Texte de la page:

++++++++

Quiconque a déjà eu la chance de se rendre au Festival de Cannes sait à quel point on peut être tiraillé. Se lever à 6h pour aller voir le dernier film ouzbèke dont tout le monde parle mais qui dure trois heures (et en noir et blanc) ? Ou plutôt continuer à dormir et se réserver pour une soirée où on est susceptible de croiser tout le gratin du cinéma international ? Gérard Lefort tranche : on peut très bien faire les deux ! Ce tiraillement des extrêmes produit assurément le chaos, la confusion, l’hystérie. Cannes, vu de l’extérieur, est toujours un paradis mais, de l’intérieur, peut être vécu comme un enfer.


Gérard Lefort décrit très bien cette communauté de journalistes en quête de chefs-d’œuvre qui révolutionneront le cinéma d’auteur et dont tout le monde parlera. Pour autant, l’auteur est bien conscient de l’écart qui peut exister entre critique et public : « Certes le public a toujours raison, mais il est bien le seul » (et inversement pour la critique). Finalement, de critique cinéma, il est bien peu question dans cette Foire aux vanités. Gérard Lefort s’intéresse plutôt au quotidien du festival : comment se sustenter ? Faut-il dormir pendant les films ? Les critiques doivent-elles vraiment être livrées à temps requis pour la rédaction parisienne ? Doit-on rester sobre dans le cadre de l’exercice de ses fonctions ?

++++++++

Données affichées:
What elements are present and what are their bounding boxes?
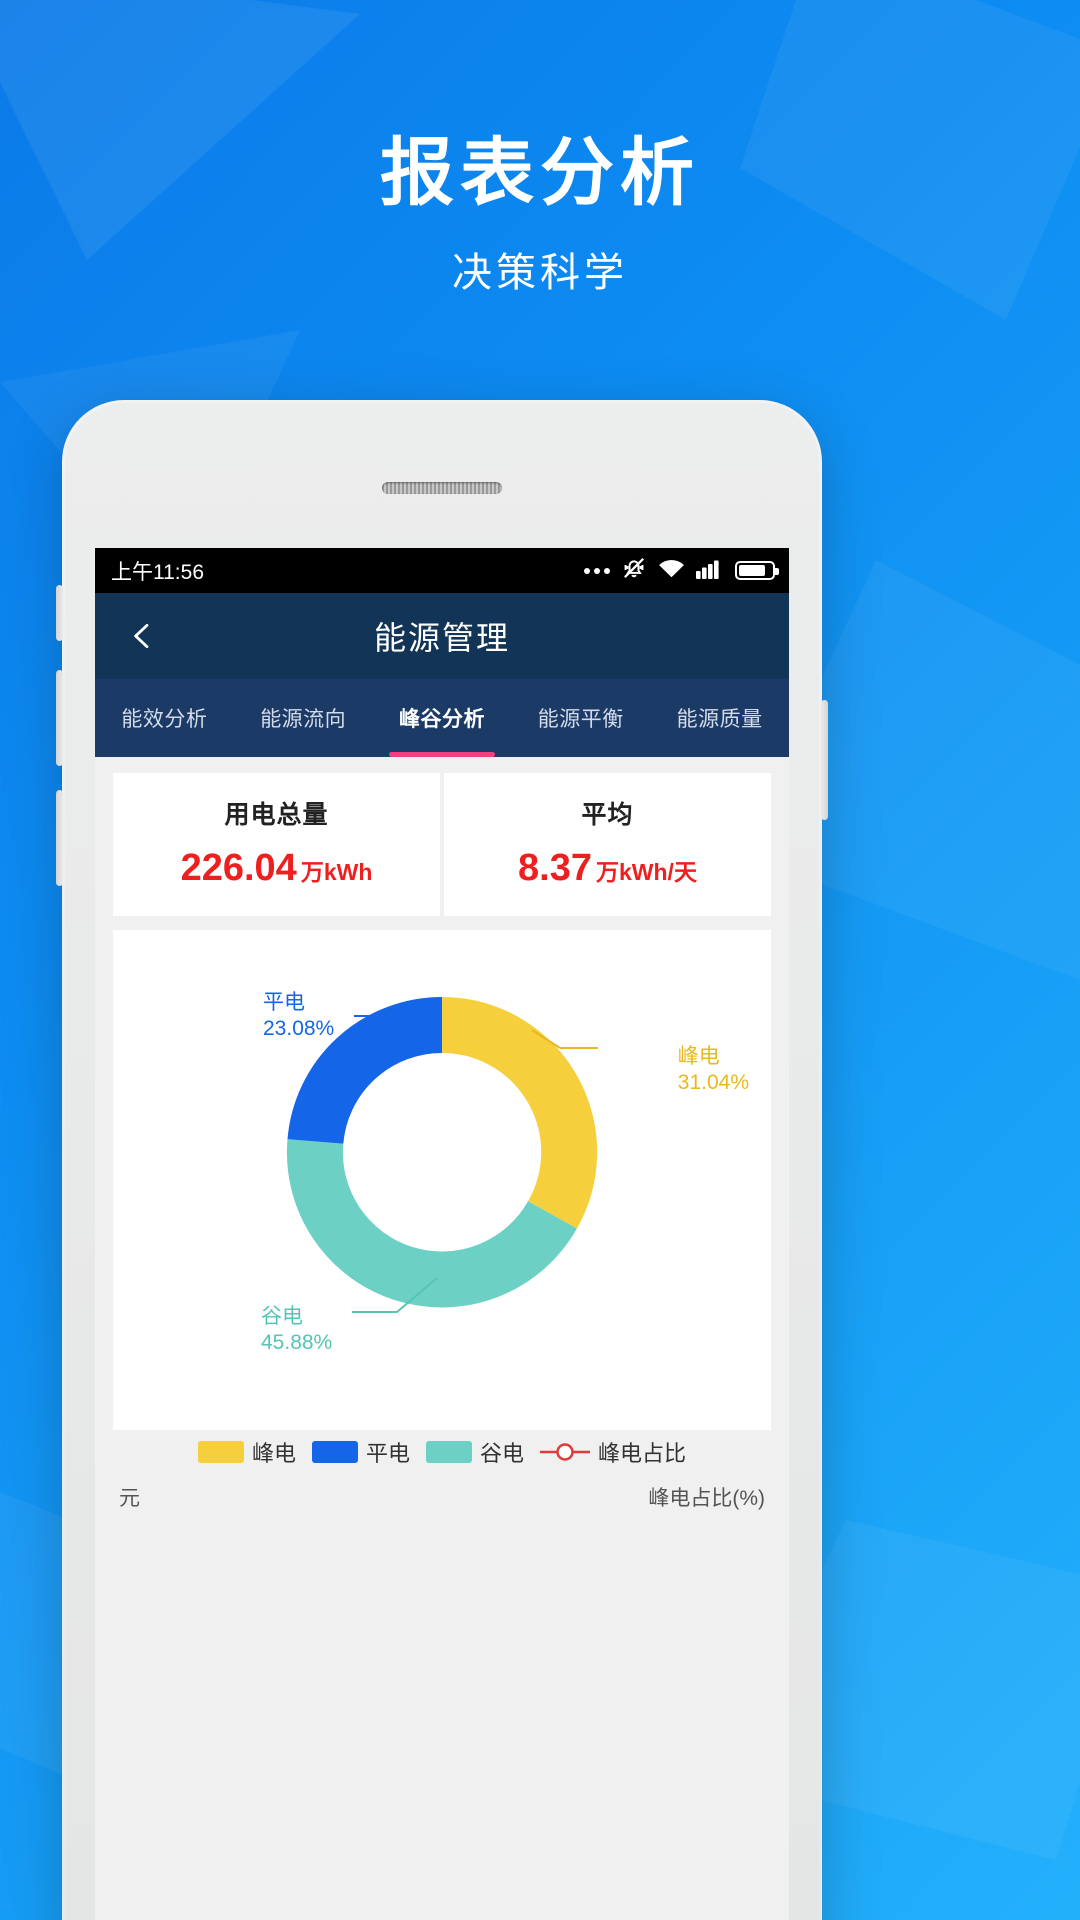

++++++++

Consigne: Poursuivez le texte consacré au Festival de Cannes à partir de sa dernière phrase.

Réponse attendue:
Les anecdotes pleuvent, et c’est là tout le bonheur de cette Foire aux vanités : rencontre avec Clint Eastwood, nuits de folie accompagnées de beuveries sévères, Ailes du désir léthargiques, « accident » Lars von Trier lors du Festival de 2011… Avec ce style journalistique plein de jeux de mots, ces clins d’œil qui pourront en agacer plus d’un, et cette folie furieuse de raconter un des événements les plus médiatiques au monde, Gérard Lefort nous donne envie de vivre cette parenthèse affreuse et enchantée.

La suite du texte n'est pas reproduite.